▸ Exercise aim: How many lines of these entries hold the string "IMOVENT"? Answer with the number alone.

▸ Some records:
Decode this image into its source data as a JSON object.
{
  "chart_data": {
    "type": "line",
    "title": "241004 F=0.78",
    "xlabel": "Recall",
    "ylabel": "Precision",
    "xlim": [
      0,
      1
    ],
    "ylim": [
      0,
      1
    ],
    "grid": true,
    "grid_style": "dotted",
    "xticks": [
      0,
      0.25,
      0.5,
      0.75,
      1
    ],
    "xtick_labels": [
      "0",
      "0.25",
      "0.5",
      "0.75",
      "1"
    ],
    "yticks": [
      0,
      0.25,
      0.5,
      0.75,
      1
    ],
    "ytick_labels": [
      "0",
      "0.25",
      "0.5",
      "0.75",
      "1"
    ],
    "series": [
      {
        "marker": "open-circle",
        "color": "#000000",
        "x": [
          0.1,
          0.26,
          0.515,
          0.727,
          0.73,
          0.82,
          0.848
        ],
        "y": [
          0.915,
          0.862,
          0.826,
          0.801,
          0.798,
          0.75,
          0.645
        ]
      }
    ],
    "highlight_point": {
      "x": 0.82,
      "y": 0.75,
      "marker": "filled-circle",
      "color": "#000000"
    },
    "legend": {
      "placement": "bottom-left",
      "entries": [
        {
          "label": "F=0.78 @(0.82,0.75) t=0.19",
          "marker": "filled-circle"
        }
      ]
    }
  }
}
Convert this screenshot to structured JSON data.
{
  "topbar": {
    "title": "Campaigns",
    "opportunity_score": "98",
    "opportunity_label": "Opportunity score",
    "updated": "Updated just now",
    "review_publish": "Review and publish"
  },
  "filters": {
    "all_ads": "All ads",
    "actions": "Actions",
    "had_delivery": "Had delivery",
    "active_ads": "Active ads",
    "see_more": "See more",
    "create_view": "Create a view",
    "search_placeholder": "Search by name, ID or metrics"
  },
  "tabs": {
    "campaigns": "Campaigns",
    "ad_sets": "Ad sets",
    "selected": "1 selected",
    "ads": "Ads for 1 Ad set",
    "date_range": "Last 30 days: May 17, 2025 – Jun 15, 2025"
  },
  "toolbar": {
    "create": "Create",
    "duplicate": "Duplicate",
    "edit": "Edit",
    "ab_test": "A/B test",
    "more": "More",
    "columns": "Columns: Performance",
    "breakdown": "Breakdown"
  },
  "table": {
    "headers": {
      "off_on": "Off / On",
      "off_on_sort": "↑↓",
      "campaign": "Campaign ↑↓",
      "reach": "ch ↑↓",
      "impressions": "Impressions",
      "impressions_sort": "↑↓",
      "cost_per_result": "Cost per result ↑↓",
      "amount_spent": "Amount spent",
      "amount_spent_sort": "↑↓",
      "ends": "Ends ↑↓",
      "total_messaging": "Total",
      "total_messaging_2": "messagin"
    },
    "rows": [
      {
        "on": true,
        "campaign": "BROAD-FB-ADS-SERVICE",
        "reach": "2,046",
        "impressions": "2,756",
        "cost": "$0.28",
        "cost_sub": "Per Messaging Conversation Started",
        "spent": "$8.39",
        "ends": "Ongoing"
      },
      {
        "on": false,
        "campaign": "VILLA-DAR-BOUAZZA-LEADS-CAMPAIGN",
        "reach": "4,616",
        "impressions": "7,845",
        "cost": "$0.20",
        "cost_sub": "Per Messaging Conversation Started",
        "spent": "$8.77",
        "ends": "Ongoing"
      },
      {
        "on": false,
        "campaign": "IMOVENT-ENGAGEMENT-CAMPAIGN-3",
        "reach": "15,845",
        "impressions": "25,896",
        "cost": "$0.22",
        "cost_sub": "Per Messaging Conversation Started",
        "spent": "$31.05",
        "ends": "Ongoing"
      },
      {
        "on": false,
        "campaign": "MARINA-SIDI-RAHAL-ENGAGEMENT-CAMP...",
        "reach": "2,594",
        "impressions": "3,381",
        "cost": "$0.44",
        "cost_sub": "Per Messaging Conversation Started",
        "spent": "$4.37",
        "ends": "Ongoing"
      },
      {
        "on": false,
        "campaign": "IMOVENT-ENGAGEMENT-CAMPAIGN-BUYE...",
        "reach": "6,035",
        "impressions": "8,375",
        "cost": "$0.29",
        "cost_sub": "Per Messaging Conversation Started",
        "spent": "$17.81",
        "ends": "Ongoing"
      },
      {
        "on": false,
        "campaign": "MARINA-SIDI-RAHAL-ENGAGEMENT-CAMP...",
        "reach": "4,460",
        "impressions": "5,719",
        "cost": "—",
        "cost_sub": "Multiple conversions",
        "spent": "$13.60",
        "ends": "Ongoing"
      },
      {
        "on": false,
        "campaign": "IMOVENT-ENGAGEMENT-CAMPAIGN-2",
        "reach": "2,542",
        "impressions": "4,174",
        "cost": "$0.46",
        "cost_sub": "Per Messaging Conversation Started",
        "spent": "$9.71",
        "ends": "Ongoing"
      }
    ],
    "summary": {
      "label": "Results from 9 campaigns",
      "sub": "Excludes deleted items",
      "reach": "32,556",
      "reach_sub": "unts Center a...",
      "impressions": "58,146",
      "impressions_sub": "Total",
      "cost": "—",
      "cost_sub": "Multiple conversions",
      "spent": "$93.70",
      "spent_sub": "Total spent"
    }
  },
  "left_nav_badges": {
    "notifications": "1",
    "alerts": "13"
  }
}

▸ Exercise result: 3